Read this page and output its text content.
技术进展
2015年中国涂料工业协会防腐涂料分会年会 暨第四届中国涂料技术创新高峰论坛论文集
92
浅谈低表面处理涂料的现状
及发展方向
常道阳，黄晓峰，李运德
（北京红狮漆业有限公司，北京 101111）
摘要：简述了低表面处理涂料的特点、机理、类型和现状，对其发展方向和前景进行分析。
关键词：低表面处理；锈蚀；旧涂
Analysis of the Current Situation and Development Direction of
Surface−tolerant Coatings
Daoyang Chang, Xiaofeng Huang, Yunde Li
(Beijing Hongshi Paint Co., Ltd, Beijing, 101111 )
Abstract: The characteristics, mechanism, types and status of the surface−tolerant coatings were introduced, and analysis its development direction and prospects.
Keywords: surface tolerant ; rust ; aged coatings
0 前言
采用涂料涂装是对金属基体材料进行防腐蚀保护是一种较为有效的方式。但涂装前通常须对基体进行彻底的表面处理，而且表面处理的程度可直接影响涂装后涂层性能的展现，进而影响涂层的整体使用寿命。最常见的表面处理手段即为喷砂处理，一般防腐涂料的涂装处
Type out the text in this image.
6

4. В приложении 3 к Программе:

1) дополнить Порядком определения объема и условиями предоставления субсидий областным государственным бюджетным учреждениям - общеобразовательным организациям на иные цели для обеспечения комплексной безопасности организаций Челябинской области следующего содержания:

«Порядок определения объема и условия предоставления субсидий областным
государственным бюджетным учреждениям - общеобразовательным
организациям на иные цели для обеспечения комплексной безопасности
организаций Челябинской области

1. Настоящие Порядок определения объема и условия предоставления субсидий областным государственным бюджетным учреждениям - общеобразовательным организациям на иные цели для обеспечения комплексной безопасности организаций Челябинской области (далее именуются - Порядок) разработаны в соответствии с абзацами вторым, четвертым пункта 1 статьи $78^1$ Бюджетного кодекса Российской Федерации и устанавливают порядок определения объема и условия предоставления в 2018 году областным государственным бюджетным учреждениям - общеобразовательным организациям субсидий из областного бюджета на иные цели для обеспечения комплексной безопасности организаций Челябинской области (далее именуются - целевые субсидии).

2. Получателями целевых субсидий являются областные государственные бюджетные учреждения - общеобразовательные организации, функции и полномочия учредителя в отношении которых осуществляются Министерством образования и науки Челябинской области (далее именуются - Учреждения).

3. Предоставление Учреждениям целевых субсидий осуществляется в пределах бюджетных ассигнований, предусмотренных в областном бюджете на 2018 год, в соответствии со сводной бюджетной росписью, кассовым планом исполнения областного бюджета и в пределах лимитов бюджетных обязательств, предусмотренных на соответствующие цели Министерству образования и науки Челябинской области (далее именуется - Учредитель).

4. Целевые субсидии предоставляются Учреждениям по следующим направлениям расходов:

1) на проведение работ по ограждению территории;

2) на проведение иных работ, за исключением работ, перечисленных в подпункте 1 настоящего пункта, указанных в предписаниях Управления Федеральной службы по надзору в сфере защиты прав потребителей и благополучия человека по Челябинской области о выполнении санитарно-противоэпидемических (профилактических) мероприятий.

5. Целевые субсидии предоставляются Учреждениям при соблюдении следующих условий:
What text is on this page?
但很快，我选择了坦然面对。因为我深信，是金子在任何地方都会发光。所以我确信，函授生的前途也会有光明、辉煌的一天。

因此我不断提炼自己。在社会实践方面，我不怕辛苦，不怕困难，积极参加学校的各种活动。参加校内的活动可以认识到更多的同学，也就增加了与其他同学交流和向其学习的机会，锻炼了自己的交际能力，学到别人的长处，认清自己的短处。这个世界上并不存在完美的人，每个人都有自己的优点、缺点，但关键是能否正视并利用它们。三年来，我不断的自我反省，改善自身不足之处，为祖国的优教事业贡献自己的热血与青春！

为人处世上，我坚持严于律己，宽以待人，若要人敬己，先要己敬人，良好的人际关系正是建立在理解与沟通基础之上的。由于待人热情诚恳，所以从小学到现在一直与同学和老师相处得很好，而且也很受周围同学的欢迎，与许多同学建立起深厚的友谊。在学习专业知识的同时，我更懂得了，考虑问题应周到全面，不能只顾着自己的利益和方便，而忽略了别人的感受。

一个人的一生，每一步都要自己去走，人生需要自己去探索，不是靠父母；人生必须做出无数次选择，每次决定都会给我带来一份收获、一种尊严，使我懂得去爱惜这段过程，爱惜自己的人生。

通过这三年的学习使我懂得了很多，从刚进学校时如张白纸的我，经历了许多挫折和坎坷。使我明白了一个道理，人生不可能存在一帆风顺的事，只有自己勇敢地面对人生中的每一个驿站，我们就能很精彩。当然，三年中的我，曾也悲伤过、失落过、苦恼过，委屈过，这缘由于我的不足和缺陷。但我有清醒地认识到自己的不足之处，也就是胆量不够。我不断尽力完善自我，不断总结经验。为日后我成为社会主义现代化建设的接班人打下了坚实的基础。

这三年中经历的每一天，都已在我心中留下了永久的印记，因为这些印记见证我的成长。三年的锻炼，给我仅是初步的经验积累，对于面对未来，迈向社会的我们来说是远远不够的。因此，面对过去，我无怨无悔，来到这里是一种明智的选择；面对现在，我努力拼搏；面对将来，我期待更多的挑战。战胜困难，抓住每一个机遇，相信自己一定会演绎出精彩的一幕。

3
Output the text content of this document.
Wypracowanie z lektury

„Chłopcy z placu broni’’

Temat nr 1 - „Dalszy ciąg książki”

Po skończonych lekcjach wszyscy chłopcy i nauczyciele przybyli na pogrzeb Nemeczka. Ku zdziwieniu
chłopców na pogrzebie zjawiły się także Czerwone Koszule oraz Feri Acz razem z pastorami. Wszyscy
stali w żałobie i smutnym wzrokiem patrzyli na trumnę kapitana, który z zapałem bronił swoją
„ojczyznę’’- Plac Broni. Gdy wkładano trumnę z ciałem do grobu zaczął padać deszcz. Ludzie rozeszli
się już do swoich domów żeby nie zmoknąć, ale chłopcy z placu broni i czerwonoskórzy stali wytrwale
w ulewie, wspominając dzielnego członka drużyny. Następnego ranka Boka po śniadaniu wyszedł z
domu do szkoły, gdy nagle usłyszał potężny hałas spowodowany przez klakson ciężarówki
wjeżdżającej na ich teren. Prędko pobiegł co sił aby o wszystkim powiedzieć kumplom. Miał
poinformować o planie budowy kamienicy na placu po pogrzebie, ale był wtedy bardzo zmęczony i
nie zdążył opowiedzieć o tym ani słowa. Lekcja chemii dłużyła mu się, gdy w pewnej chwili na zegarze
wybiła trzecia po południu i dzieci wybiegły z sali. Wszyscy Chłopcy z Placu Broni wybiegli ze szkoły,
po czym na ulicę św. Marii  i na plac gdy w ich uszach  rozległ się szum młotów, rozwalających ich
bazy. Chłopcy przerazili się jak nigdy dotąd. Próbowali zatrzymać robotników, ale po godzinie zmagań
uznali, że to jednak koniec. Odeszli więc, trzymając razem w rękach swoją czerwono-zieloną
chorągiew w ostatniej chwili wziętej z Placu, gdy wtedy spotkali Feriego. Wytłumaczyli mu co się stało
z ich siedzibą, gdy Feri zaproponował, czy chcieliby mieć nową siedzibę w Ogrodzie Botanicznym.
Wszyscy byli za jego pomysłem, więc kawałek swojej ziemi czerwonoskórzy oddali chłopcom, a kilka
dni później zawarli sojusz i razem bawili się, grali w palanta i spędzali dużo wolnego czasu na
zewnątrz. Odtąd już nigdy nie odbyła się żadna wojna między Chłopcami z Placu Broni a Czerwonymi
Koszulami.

=-=-=-=-=

▶ _Exercise prompt_
Take the lines above and retype all of them exactly.

▶ _Response to the exercise_
Read this page and output its text content.
技术进展
2015年中国涂料工业协会防腐涂料分会年会 暨第四届中国涂料技术创新高峰论坛论文集
92
浅谈低表面处理涂料的现状
及发展方向
常道阳，黄晓峰，李运德
（北京红狮漆业有限公司，北京 101111）
摘要：简述了低表面处理涂料的特点、机理、类型和现状，对其发展方向和前景进行分析。
关键词：低表面处理；锈蚀；旧涂
Analysis of the Current Situation and Development Direction of
Surface−tolerant Coatings
Daoyang Chang, Xiaofeng Huang, Yunde Li
(Beijing Hongshi Paint Co., Ltd, Beijing, 101111 )
Abstract: The characteristics, mechanism, types and status of the surface−tolerant coatings were introduced, and analysis its development direction and prospects.
Keywords: surface tolerant ; rust ; aged coatings
0 前言
采用涂料涂装是对金属基体材料进行防腐蚀保护是一种较为有效的方式。但涂装前通常须对基体进行彻底的表面处理，而且表面处理的程度可直接影响涂装后涂层性能的展现，进而影响涂层的整体使用寿命。最常见的表面处理手段即为喷砂处理，一般防腐涂料的涂装处
Type out the text in this image.
6

4. В приложении 3 к Программе:

1) дополнить Порядком определения объема и условиями предоставления субсидий областным государственным бюджетным учреждениям - общеобразовательным организациям на иные цели для обеспечения комплексной безопасности организаций Челябинской области следующего содержания:

«Порядок определения объема и условия предоставления субсидий областным
государственным бюджетным учреждениям - общеобразовательным
организациям на иные цели для обеспечения комплексной безопасности
организаций Челябинской области

1. Настоящие Порядок определения объема и условия предоставления субсидий областным государственным бюджетным учреждениям - общеобразовательным организациям на иные цели для обеспечения комплексной безопасности организаций Челябинской области (далее именуются - Порядок) разработаны в соответствии с абзацами вторым, четвертым пункта 1 статьи $78^1$ Бюджетного кодекса Российской Федерации и устанавливают порядок определения объема и условия предоставления в 2018 году областным государственным бюджетным учреждениям - общеобразовательным организациям субсидий из областного бюджета на иные цели для обеспечения комплексной безопасности организаций Челябинской области (далее именуются - целевые субсидии).

2. Получателями целевых субсидий являются областные государственные бюджетные учреждения - общеобразовательные организации, функции и полномочия учредителя в отношении которых осуществляются Министерством образования и науки Челябинской области (далее именуются - Учреждения).

3. Предоставление Учреждениям целевых субсидий осуществляется в пределах бюджетных ассигнований, предусмотренных в областном бюджете на 2018 год, в соответствии со сводной бюджетной росписью, кассовым планом исполнения областного бюджета и в пределах лимитов бюджетных обязательств, предусмотренных на соответствующие цели Министерству образования и науки Челябинской области (далее именуется - Учредитель).

4. Целевые субсидии предоставляются Учреждениям по следующим направлениям расходов:

1) на проведение работ по ограждению территории;

2) на проведение иных работ, за исключением работ, перечисленных в подпункте 1 настоящего пункта, указанных в предписаниях Управления Федеральной службы по надзору в сфере защиты прав потребителей и благополучия человека по Челябинской области о выполнении санитарно-противоэпидемических (профилактических) мероприятий.

5. Целевые субсидии предоставляются Учреждениям при соблюдении следующих условий:
What text is on this page?
但很快，我选择了坦然面对。因为我深信，是金子在任何地方都会发光。所以我确信，函授生的前途也会有光明、辉煌的一天。

因此我不断提炼自己。在社会实践方面，我不怕辛苦，不怕困难，积极参加学校的各种活动。参加校内的活动可以认识到更多的同学，也就增加了与其他同学交流和向其学习的机会，锻炼了自己的交际能力，学到别人的长处，认清自己的短处。这个世界上并不存在完美的人，每个人都有自己的优点、缺点，但关键是能否正视并利用它们。三年来，我不断的自我反省，改善自身不足之处，为祖国的优教事业贡献自己的热血与青春！

为人处世上，我坚持严于律己，宽以待人，若要人敬己，先要己敬人，良好的人际关系正是建立在理解与沟通基础之上的。由于待人热情诚恳，所以从小学到现在一直与同学和老师相处得很好，而且也很受周围同学的欢迎，与许多同学建立起深厚的友谊。在学习专业知识的同时，我更懂得了，考虑问题应周到全面，不能只顾着自己的利益和方便，而忽略了别人的感受。

一个人的一生，每一步都要自己去走，人生需要自己去探索，不是靠父母；人生必须做出无数次选择，每次决定都会给我带来一份收获、一种尊严，使我懂得去爱惜这段过程，爱惜自己的人生。

通过这三年的学习使我懂得了很多，从刚进学校时如张白纸的我，经历了许多挫折和坎坷。使我明白了一个道理，人生不可能存在一帆风顺的事，只有自己勇敢地面对人生中的每一个驿站，我们就能很精彩。当然，三年中的我，曾也悲伤过、失落过、苦恼过，委屈过，这缘由于我的不足和缺陷。但我有清醒地认识到自己的不足之处，也就是胆量不够。我不断尽力完善自我，不断总结经验。为日后我成为社会主义现代化建设的接班人打下了坚实的基础。

这三年中经历的每一天，都已在我心中留下了永久的印记，因为这些印记见证我的成长。三年的锻炼，给我仅是初步的经验积累，对于面对未来，迈向社会的我们来说是远远不够的。因此，面对过去，我无怨无悔，来到这里是一种明智的选择；面对现在，我努力拼搏；面对将来，我期待更多的挑战。战胜困难，抓住每一个机遇，相信自己一定会演绎出精彩的一幕。

3
Output the text content of this document.
Wypracowanie z lektury

„Chłopcy z placu broni’’

Temat nr 1 - „Dalszy ciąg książki”

Po skończonych lekcjach wszyscy chłopcy i nauczyciele przybyli na pogrzeb Nemeczka. Ku zdziwieniu
chłopców na pogrzebie zjawiły się także Czerwone Koszule oraz Feri Acz razem z pastorami. Wszyscy
stali w żałobie i smutnym wzrokiem patrzyli na trumnę kapitana, który z zapałem bronił swoją
„ojczyznę’’- Plac Broni. Gdy wkładano trumnę z ciałem do grobu zaczął padać deszcz. Ludzie rozeszli
się już do swoich domów żeby nie zmoknąć, ale chłopcy z placu broni i czerwonoskórzy stali wytrwale
w ulewie, wspominając dzielnego członka drużyny. Następnego ranka Boka po śniadaniu wyszedł z
domu do szkoły, gdy nagle usłyszał potężny hałas spowodowany przez klakson ciężarówki
wjeżdżającej na ich teren. Prędko pobiegł co sił aby o wszystkim powiedzieć kumplom. Miał
poinformować o planie budowy kamienicy na placu po pogrzebie, ale był wtedy bardzo zmęczony i
nie zdążył opowiedzieć o tym ani słowa. Lekcja chemii dłużyła mu się, gdy w pewnej chwili na zegarze
wybiła trzecia po południu i dzieci wybiegły z sali. Wszyscy Chłopcy z Placu Broni wybiegli ze szkoły,
po czym na ulicę św. Marii  i na plac gdy w ich uszach  rozległ się szum młotów, rozwalających ich
bazy. Chłopcy przerazili się jak nigdy dotąd. Próbowali zatrzymać robotników, ale po godzinie zmagań
uznali, że to jednak koniec. Odeszli więc, trzymając razem w rękach swoją czerwono-zieloną
chorągiew w ostatniej chwili wziętej z Placu, gdy wtedy spotkali Feriego. Wytłumaczyli mu co się stało
z ich siedzibą, gdy Feri zaproponował, czy chcieliby mieć nową siedzibę w Ogrodzie Botanicznym.
Wszyscy byli za jego pomysłem, więc kawałek swojej ziemi czerwonoskórzy oddali chłopcom, a kilka
dni później zawarli sojusz i razem bawili się, grali w palanta i spędzali dużo wolnego czasu na
zewnątrz. Odtąd już nigdy nie odbyła się żadna wojna między Chłopcami z Placu Broni a Czerwonymi
Koszulami.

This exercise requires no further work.